● **Entries provided**
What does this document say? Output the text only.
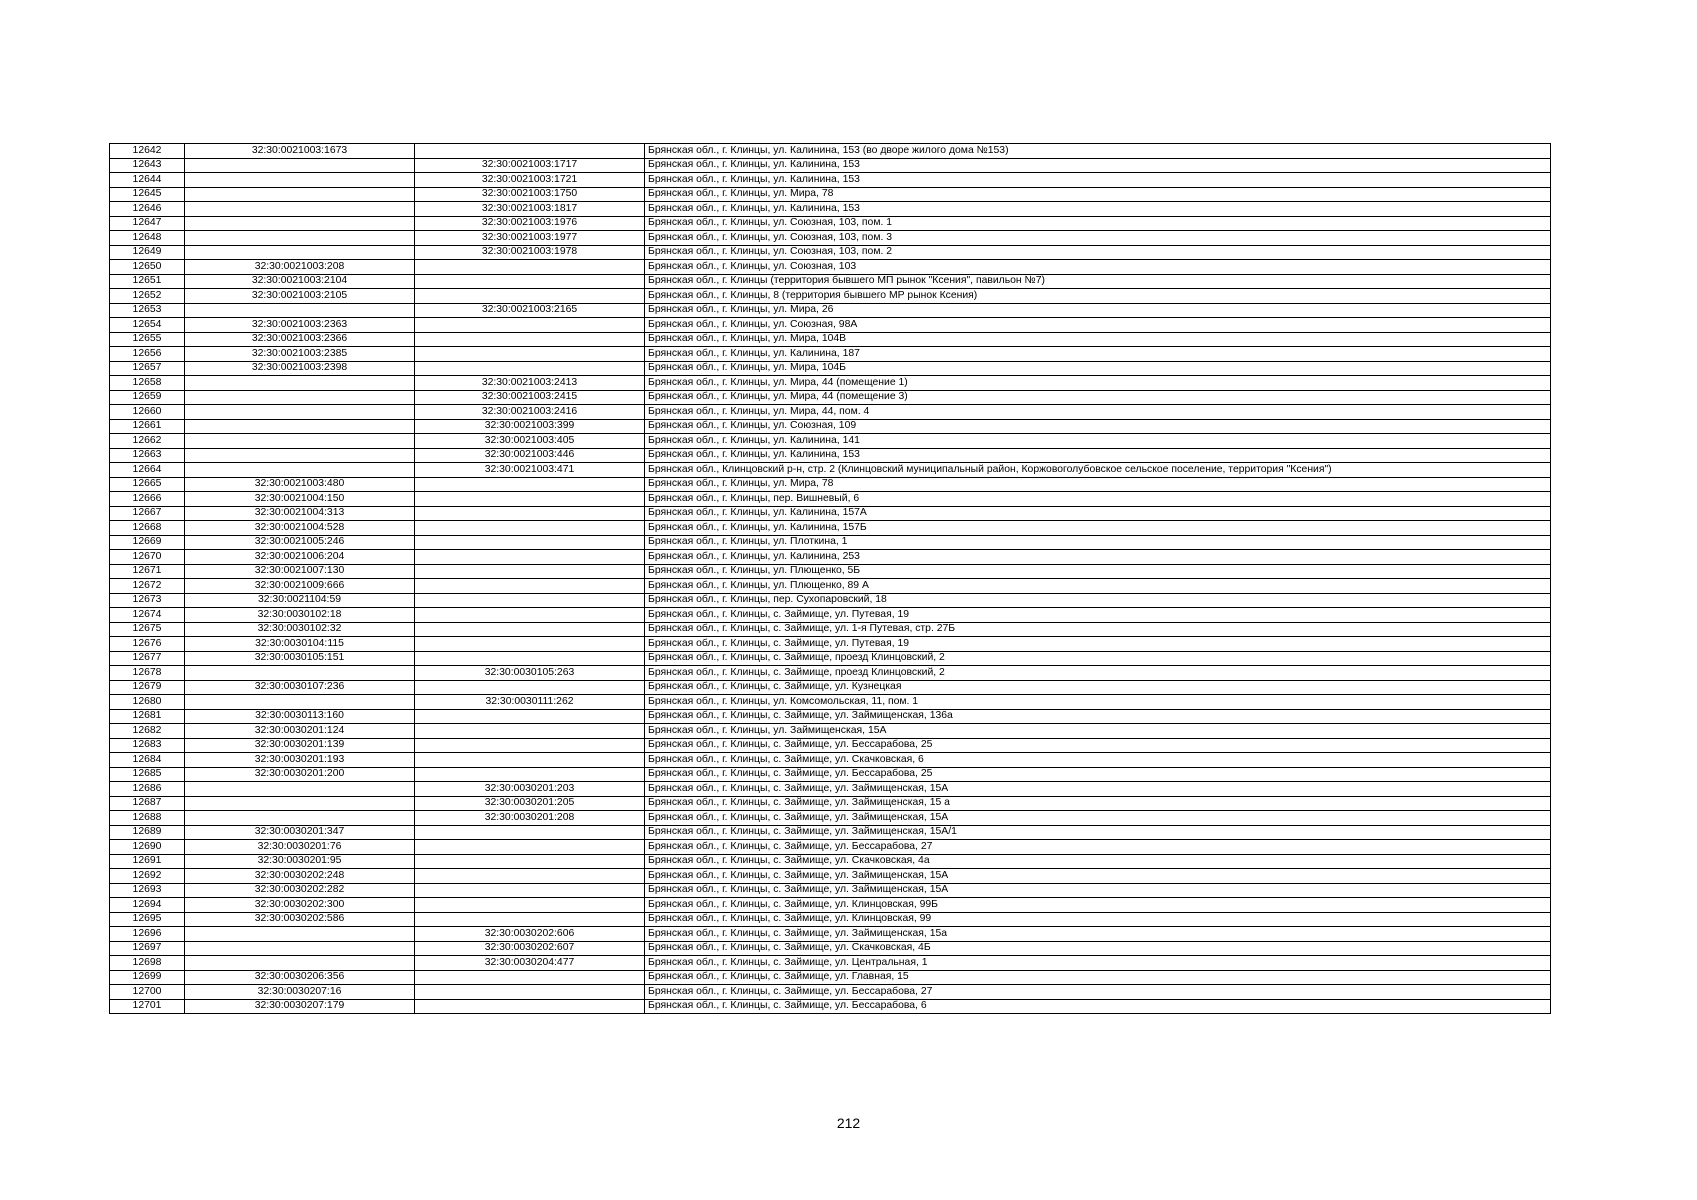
12642	32:30:0021003:1673		Брянская обл., г. Клинцы, ул. Калинина, 153 (во дворе жилого дома №153)
12643		32:30:0021003:1717	Брянская обл., г. Клинцы, ул. Калинина, 153
12644		32:30:0021003:1721	Брянская обл., г. Клинцы, ул. Калинина, 153
12645		32:30:0021003:1750	Брянская обл., г. Клинцы, ул. Мира, 78
12646		32:30:0021003:1817	Брянская обл., г. Клинцы, ул. Калинина, 153
12647		32:30:0021003:1976	Брянская обл., г. Клинцы, ул. Союзная, 103, пом. 1
12648		32:30:0021003:1977	Брянская обл., г. Клинцы, ул. Союзная, 103, пом. 3
12649		32:30:0021003:1978	Брянская обл., г. Клинцы, ул. Союзная, 103, пом. 2
12650	32:30:0021003:208		Брянская обл., г. Клинцы, ул. Союзная, 103
12651	32:30:0021003:2104		Брянская обл., г. Клинцы (территория бывшего МП рынок "Ксения", павильон №7)
12652	32:30:0021003:2105		Брянская обл., г. Клинцы, 8 (территория бывшего МР рынок Ксения)
12653		32:30:0021003:2165	Брянская обл., г. Клинцы, ул. Мира, 26
12654	32:30:0021003:2363		Брянская обл., г. Клинцы, ул. Союзная, 98А
12655	32:30:0021003:2366		Брянская обл., г. Клинцы, ул. Мира, 104В
12656	32:30:0021003:2385		Брянская обл., г. Клинцы, ул. Калинина, 187
12657	32:30:0021003:2398		Брянская обл., г. Клинцы, ул. Мира, 104Б
12658		32:30:0021003:2413	Брянская обл., г. Клинцы, ул. Мира, 44 (помещение 1)
12659		32:30:0021003:2415	Брянская обл., г. Клинцы, ул. Мира, 44 (помещение 3)
12660		32:30:0021003:2416	Брянская обл., г. Клинцы, ул. Мира, 44, пом. 4
12661		32:30:0021003:399	Брянская обл., г. Клинцы, ул. Союзная, 109
12662		32:30:0021003:405	Брянская обл., г. Клинцы, ул. Калинина, 141
12663		32:30:0021003:446	Брянская обл., г. Клинцы, ул. Калинина, 153
12664		32:30:0021003:471	Брянская обл., Клинцовский р-н, стр. 2 (Клинцовский муниципальный район, Коржовоголубовское сельское поселение, территория "Ксения")
12665	32:30:0021003:480		Брянская обл., г. Клинцы, ул. Мира, 78
12666	32:30:0021004:150		Брянская обл., г. Клинцы, пер. Вишневый, 6
12667	32:30:0021004:313		Брянская обл., г. Клинцы, ул. Калинина, 157А
12668	32:30:0021004:528		Брянская обл., г. Клинцы, ул. Калинина, 157Б
12669	32:30:0021005:246		Брянская обл., г. Клинцы, ул. Плоткина, 1
12670	32:30:0021006:204		Брянская обл., г. Клинцы, ул. Калинина, 253
12671	32:30:0021007:130		Брянская обл., г. Клинцы, ул. Плющенко, 5Б
12672	32:30:0021009:666		Брянская обл., г. Клинцы, ул. Плющенко, 89 А
12673	32:30:0021104:59		Брянская обл., г. Клинцы, пер. Сухопаровский, 18
12674	32:30:0030102:18		Брянская обл., г. Клинцы, с. Займище, ул. Путевая, 19
12675	32:30:0030102:32		Брянская обл., г. Клинцы, с. Займище, ул. 1-я Путевая, стр. 27Б
12676	32:30:0030104:115		Брянская обл., г. Клинцы, с. Займище, ул. Путевая, 19
12677	32:30:0030105:151		Брянская обл., г. Клинцы, с. Займище, проезд Клинцовский, 2
12678		32:30:0030105:263	Брянская обл., г. Клинцы, с. Займище, проезд Клинцовский, 2
12679	32:30:0030107:236		Брянская обл., г. Клинцы, с. Займище, ул. Кузнецкая
12680		32:30:0030111:262	Брянская обл., г. Клинцы, ул. Комсомольская, 11, пом. 1
12681	32:30:0030113:160		Брянская обл., г. Клинцы, с. Займище, ул. Займищенская, 136а
12682	32:30:0030201:124		Брянская обл., г. Клинцы, ул. Займищенская, 15А
12683	32:30:0030201:139		Брянская обл., г. Клинцы, с. Займище, ул. Бессарабова, 25
12684	32:30:0030201:193		Брянская обл., г. Клинцы, с. Займище, ул. Скачковская, 6
12685	32:30:0030201:200		Брянская обл., г. Клинцы, с. Займище, ул. Бессарабова, 25
12686		32:30:0030201:203	Брянская обл., г. Клинцы, с. Займище, ул. Займищенская, 15А
12687		32:30:0030201:205	Брянская обл., г. Клинцы, с. Займище, ул. Займищенская, 15 а
12688		32:30:0030201:208	Брянская обл., г. Клинцы, с. Займище, ул. Займищенская, 15А
12689	32:30:0030201:347		Брянская обл., г. Клинцы, с. Займище, ул. Займищенская, 15А/1
12690	32:30:0030201:76		Брянская обл., г. Клинцы, с. Займище, ул. Бессарабова, 27
12691	32:30:0030201:95		Брянская обл., г. Клинцы, с. Займище, ул. Скачковская, 4а
12692	32:30:0030202:248		Брянская обл., г. Клинцы, с. Займище, ул. Займищенская, 15А
12693	32:30:0030202:282		Брянская обл., г. Клинцы, с. Займище, ул. Займищенская, 15А
12694	32:30:0030202:300		Брянская обл., г. Клинцы, с. Займище, ул. Клинцовская, 99Б
12695	32:30:0030202:586		Брянская обл., г. Клинцы, с. Займище, ул. Клинцовская, 99
12696		32:30:0030202:606	Брянская обл., г. Клинцы, с. Займище, ул. Займищенская, 15а
12697		32:30:0030202:607	Брянская обл., г. Клинцы, с. Займище, ул. Скачковская, 4Б
12698		32:30:0030204:477	Брянская обл., г. Клинцы, с. Займище, ул. Центральная, 1
12699	32:30:0030206:356		Брянская обл., г. Клинцы, с. Займище, ул. Главная, 15
12700	32:30:0030207:16		Брянская обл., г. Клинцы, с. Займище, ул. Бессарабова, 27
12701	32:30:0030207:179		Брянская обл., г. Клинцы, с. Займище, ул. Бессарабова, 6
212
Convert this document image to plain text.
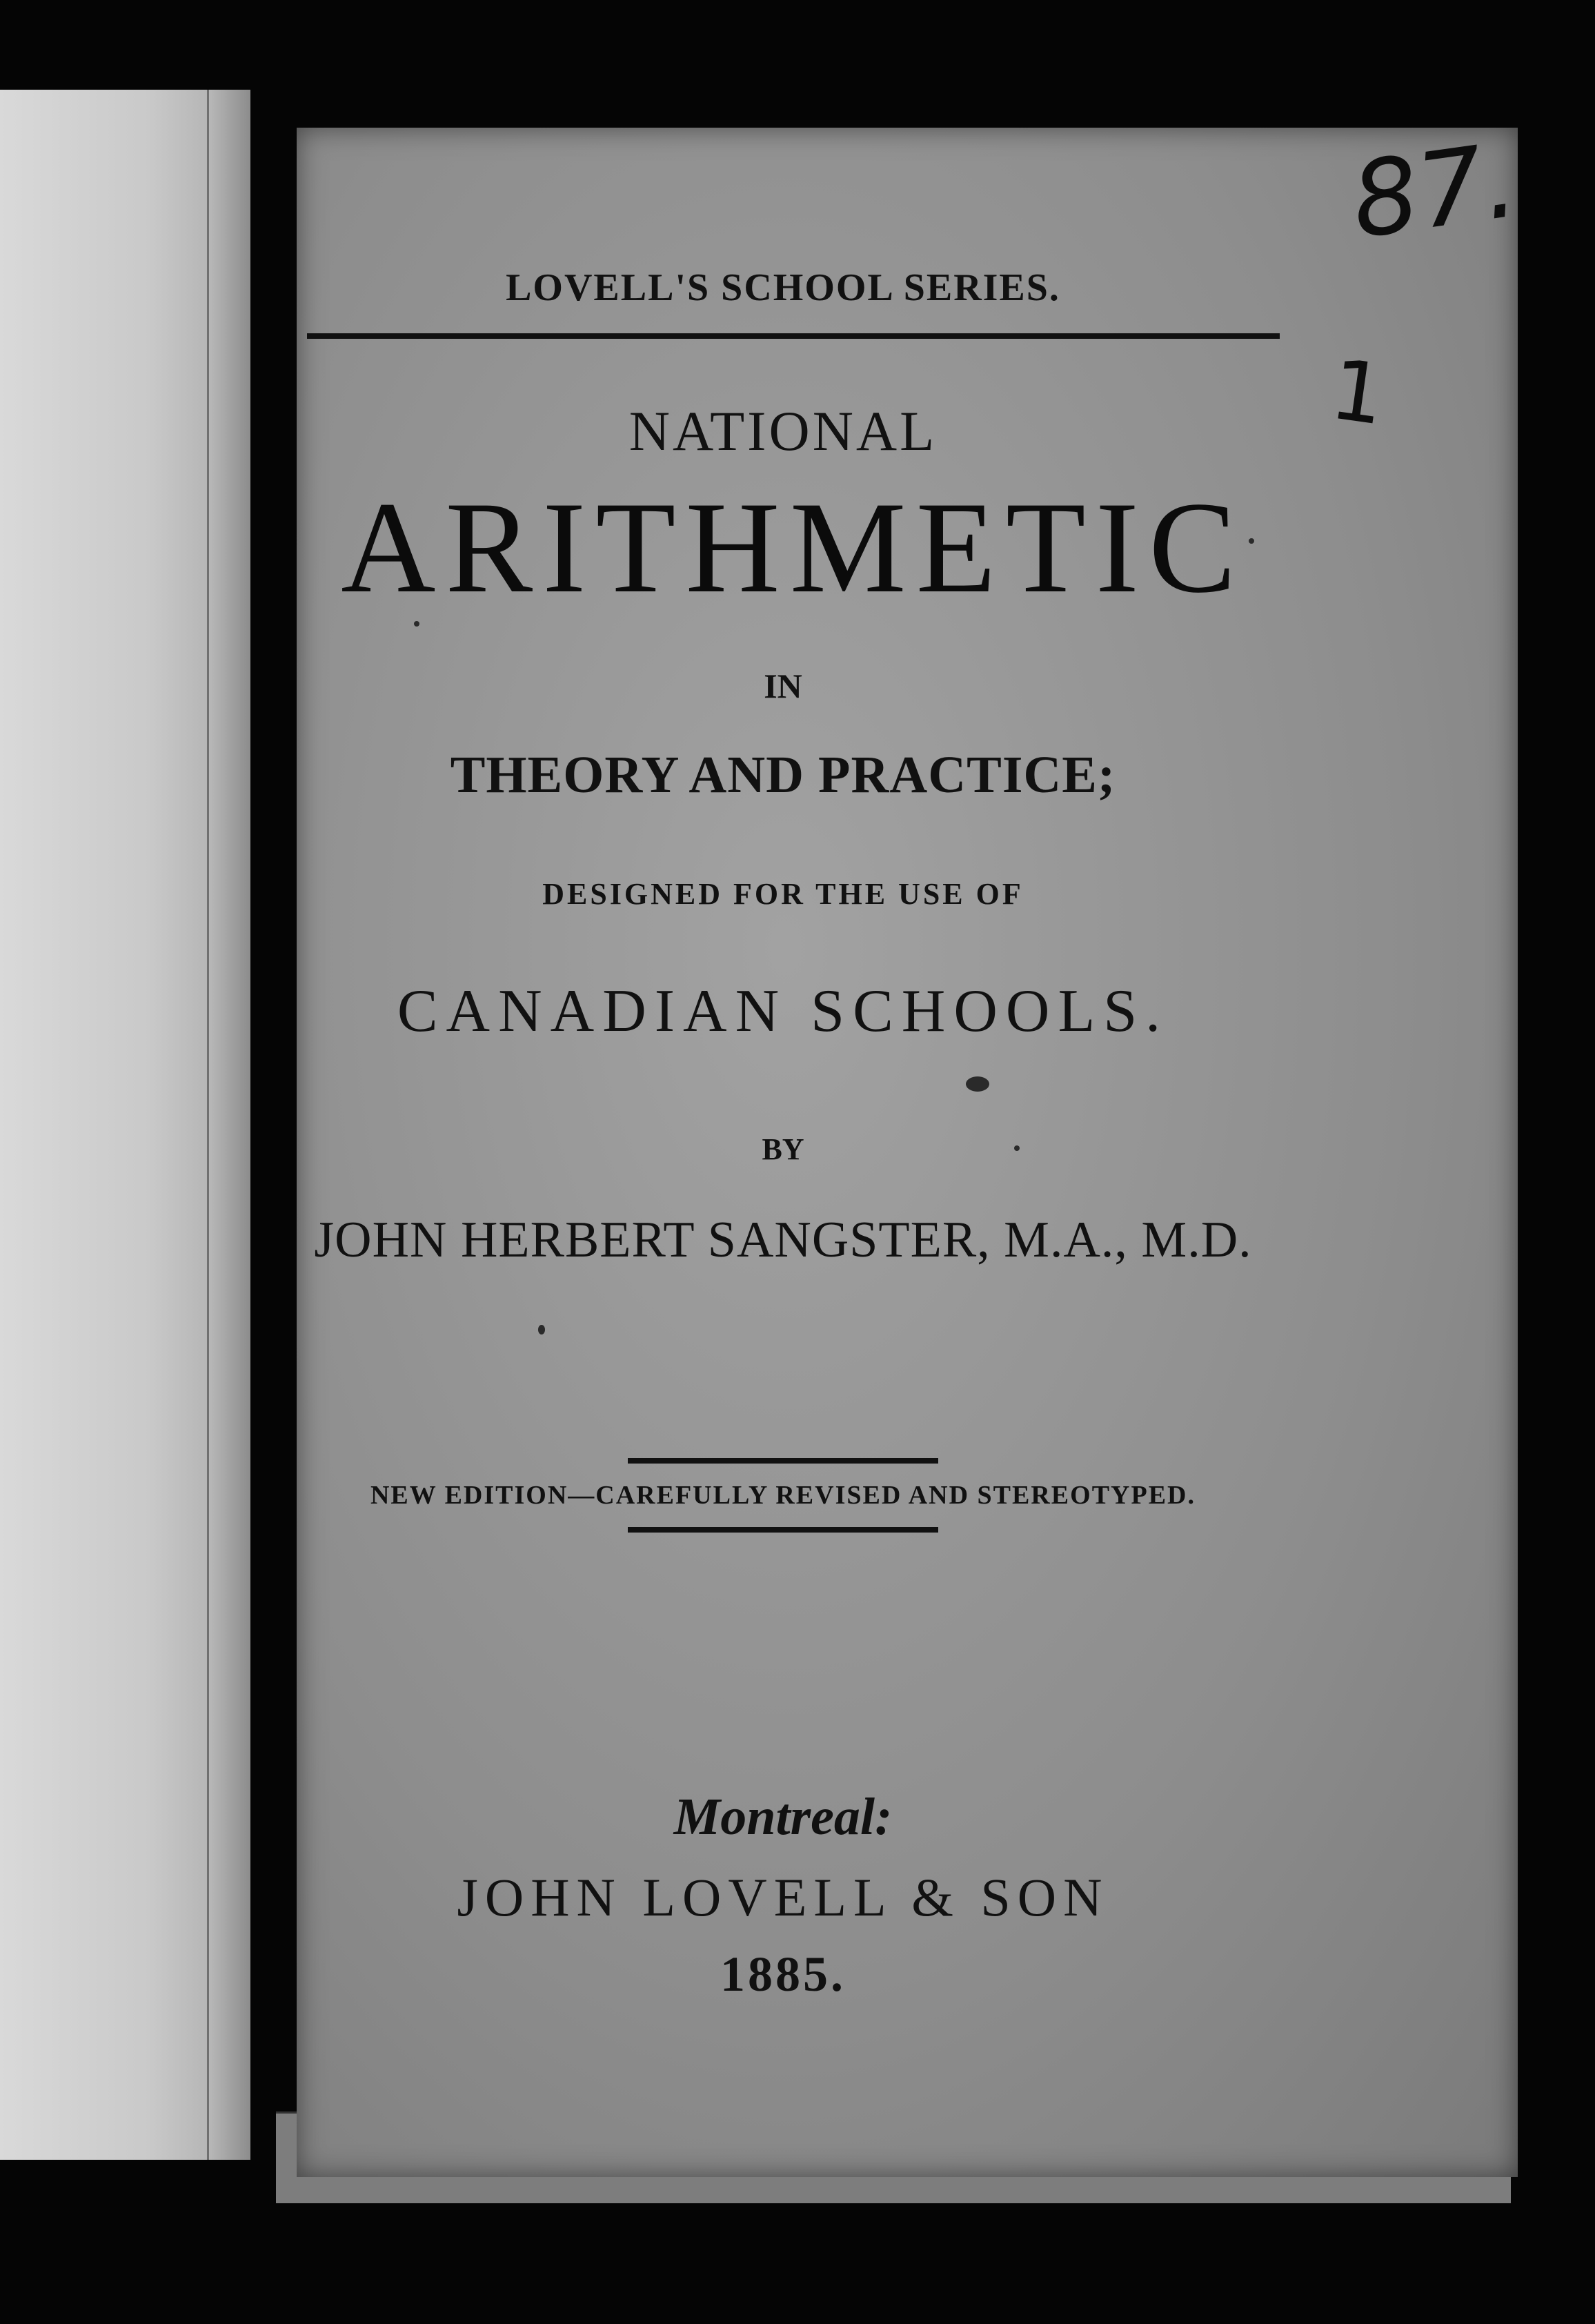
87.
1
LOVELL'S SCHOOL SERIES.
NATIONAL
ARITHMETIC
IN
THEORY AND PRACTICE;
DESIGNED FOR THE USE OF
CANADIAN SCHOOLS.
BY
JOHN HERBERT SANGSTER, M.A., M.D.
NEW EDITION—CAREFULLY REVISED AND STEREOTYPED.
Montreal:
JOHN LOVELL & SON
1885.
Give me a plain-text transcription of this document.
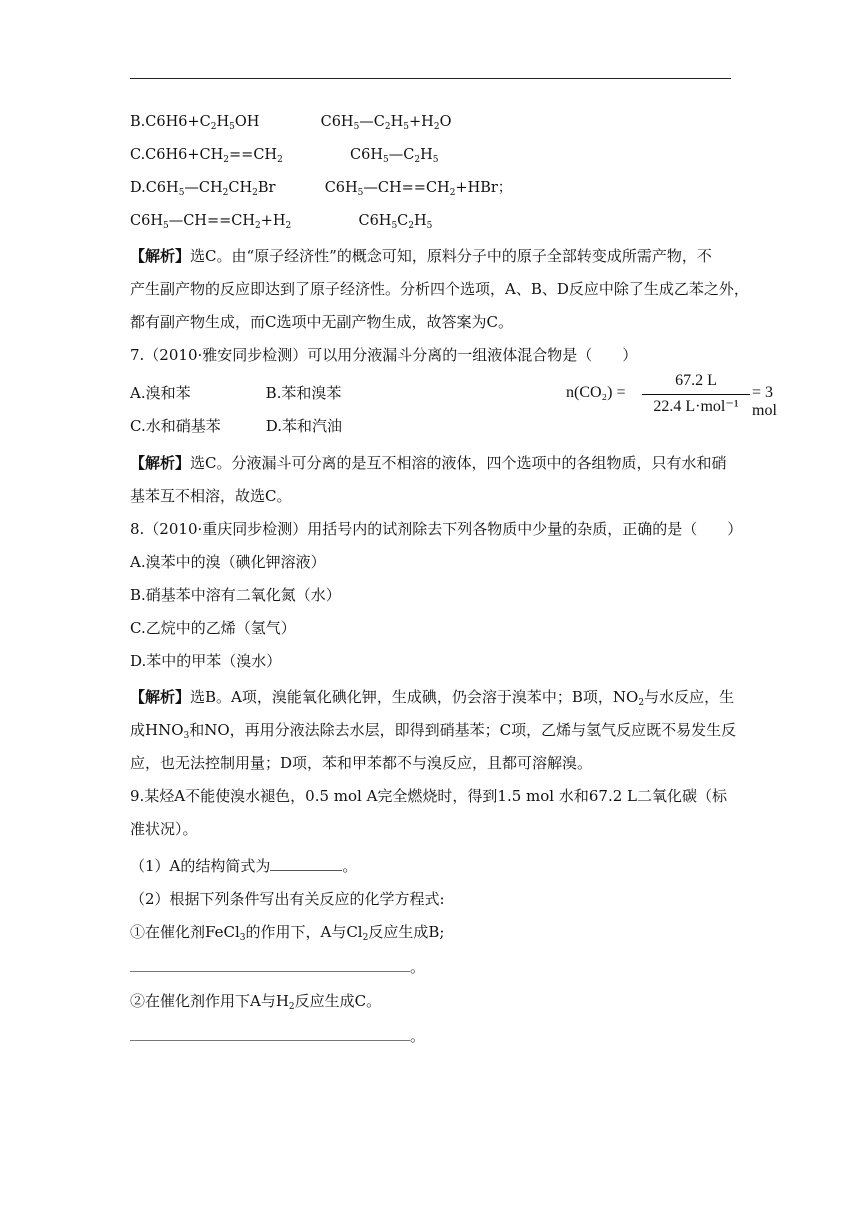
$B.C6H6+C_2H_5OH$	$C6H_5—C_2H_5+H_2O$
$C.C6H6+CH_2==CH_2$	$C6H_5—C_2H_5$
$D.C6H_5—CH_2CH_2Br$	$C6H_5—CH==CH_2+HBr$；
$C6H_5—CH==CH_2+H_2$	$C6H_5C_2H_5$
【解析】选C。由“原子经济性”的概念可知，原料分子中的原子全部转变成所需产物，不
产生副产物的反应即达到了原子经济性。分析四个选项，A、B、D反应中除了生成乙苯之外，
都有副产物生成，而C选项中无副产物生成，故答案为C。
7.（2010·雅安同步检测）可以用分液漏斗分离的一组液体混合物是（　　）
A.溴和苯	B.苯和溴苯
C.水和硝基苯	D.苯和汽油
n(CO₂) =
67.2 L
22.4 L·mol⁻¹
= 3 mol
【解析】选C。分液漏斗可分离的是互不相溶的液体，四个选项中的各组物质，只有水和硝
基苯互不相溶，故选C。
8.（2010·重庆同步检测）用括号内的试剂除去下列各物质中少量的杂质，正确的是（　　）
A.溴苯中的溴（碘化钾溶液）
B.硝基苯中溶有二氧化氮（水）
C.乙烷中的乙烯（氢气）
D.苯中的甲苯（溴水）
【解析】选B。A项，溴能氧化碘化钾，生成碘，仍会溶于溴苯中；B项，$NO_2$与水反应，生
成$HNO_3$和NO，再用分液法除去水层，即得到硝基苯；C项，乙烯与氢气反应既不易发生反
应，也无法控制用量；D项，苯和甲苯都不与溴反应，且都可溶解溴。
9.某烃A不能使溴水褪色，0.5 mol A完全燃烧时，得到1.5 mol 水和67.2 L二氧化碳（标
准状况）。
（1）A的结构简式为	。
（2）根据下列条件写出有关反应的化学方程式:
①在催化剂FeCl$_3$的作用下，A与$Cl_2$反应生成B;
。
②在催化剂作用下A与$H_2$反应生成C。
。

● **Short exercise**
Output the span from the line with "Give me a plain-text" through the last line of the data, inclusive and exact, and omit every picture.

● **Exercise output**
Give me a plain-text transcription of this document.
$B.C6H6+C_2H_5OH$	$C6H_5—C_2H_5+H_2O$
$C.C6H6+CH_2==CH_2$	$C6H_5—C_2H_5$
$D.C6H_5—CH_2CH_2Br$	$C6H_5—CH==CH_2+HBr$；
$C6H_5—CH==CH_2+H_2$	$C6H_5C_2H_5$
【解析】选C。由“原子经济性”的概念可知，原料分子中的原子全部转变成所需产物，不
产生副产物的反应即达到了原子经济性。分析四个选项，A、B、D反应中除了生成乙苯之外，
都有副产物生成，而C选项中无副产物生成，故答案为C。
7.（2010·雅安同步检测）可以用分液漏斗分离的一组液体混合物是（　　）
A.溴和苯	B.苯和溴苯
C.水和硝基苯	D.苯和汽油
n(CO₂) =
67.2 L
22.4 L·mol⁻¹
= 3 mol
【解析】选C。分液漏斗可分离的是互不相溶的液体，四个选项中的各组物质，只有水和硝
基苯互不相溶，故选C。
8.（2010·重庆同步检测）用括号内的试剂除去下列各物质中少量的杂质，正确的是（　　）
A.溴苯中的溴（碘化钾溶液）
B.硝基苯中溶有二氧化氮（水）
C.乙烷中的乙烯（氢气）
D.苯中的甲苯（溴水）
【解析】选B。A项，溴能氧化碘化钾，生成碘，仍会溶于溴苯中；B项，$NO_2$与水反应，生
成$HNO_3$和NO，再用分液法除去水层，即得到硝基苯；C项，乙烯与氢气反应既不易发生反
应，也无法控制用量；D项，苯和甲苯都不与溴反应，且都可溶解溴。
9.某烃A不能使溴水褪色，0.5 mol A完全燃烧时，得到1.5 mol 水和67.2 L二氧化碳（标
准状况）。
（1）A的结构简式为	。
（2）根据下列条件写出有关反应的化学方程式:
①在催化剂FeCl$_3$的作用下，A与$Cl_2$反应生成B;
。
②在催化剂作用下A与$H_2$反应生成C。
。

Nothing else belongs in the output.